→ **To be done**:
From the listing below, return each line that includes "JSON".

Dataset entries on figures
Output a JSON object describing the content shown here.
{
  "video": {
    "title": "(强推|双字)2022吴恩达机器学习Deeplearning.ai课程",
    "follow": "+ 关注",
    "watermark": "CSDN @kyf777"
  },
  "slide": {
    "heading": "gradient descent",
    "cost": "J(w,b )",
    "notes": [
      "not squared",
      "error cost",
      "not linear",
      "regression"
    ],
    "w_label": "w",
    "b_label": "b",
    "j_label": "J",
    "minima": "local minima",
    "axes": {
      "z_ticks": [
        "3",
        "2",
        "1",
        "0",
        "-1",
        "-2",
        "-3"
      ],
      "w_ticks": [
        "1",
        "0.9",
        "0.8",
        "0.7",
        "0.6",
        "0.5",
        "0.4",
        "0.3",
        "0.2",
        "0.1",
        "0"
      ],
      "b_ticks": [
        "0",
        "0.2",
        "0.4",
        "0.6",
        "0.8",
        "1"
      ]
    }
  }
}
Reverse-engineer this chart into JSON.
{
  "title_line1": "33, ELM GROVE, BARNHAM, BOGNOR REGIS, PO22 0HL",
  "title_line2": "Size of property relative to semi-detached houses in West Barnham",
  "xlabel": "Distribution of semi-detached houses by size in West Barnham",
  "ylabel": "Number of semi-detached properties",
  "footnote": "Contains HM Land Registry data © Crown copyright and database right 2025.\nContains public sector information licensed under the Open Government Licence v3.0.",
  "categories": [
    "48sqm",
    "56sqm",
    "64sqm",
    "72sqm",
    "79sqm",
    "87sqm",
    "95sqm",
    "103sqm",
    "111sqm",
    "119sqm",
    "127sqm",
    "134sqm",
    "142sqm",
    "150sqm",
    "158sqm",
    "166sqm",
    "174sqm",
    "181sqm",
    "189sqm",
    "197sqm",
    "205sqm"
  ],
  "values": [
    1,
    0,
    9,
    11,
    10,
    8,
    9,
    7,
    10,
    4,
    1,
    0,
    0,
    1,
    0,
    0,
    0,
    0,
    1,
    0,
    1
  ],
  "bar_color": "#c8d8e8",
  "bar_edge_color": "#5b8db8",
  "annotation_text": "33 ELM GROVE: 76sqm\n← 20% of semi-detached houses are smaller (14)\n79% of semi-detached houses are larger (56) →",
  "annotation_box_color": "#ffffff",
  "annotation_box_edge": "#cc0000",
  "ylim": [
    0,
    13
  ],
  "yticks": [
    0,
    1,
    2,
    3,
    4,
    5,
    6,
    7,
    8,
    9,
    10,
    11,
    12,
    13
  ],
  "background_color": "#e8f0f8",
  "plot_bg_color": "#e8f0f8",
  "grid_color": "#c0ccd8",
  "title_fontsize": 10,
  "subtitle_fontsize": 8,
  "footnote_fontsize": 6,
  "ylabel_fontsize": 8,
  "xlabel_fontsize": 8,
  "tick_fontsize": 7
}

→ **The completed task**:
Output a JSON object describing the content shown here.
Reverse-engineer this chart into JSON.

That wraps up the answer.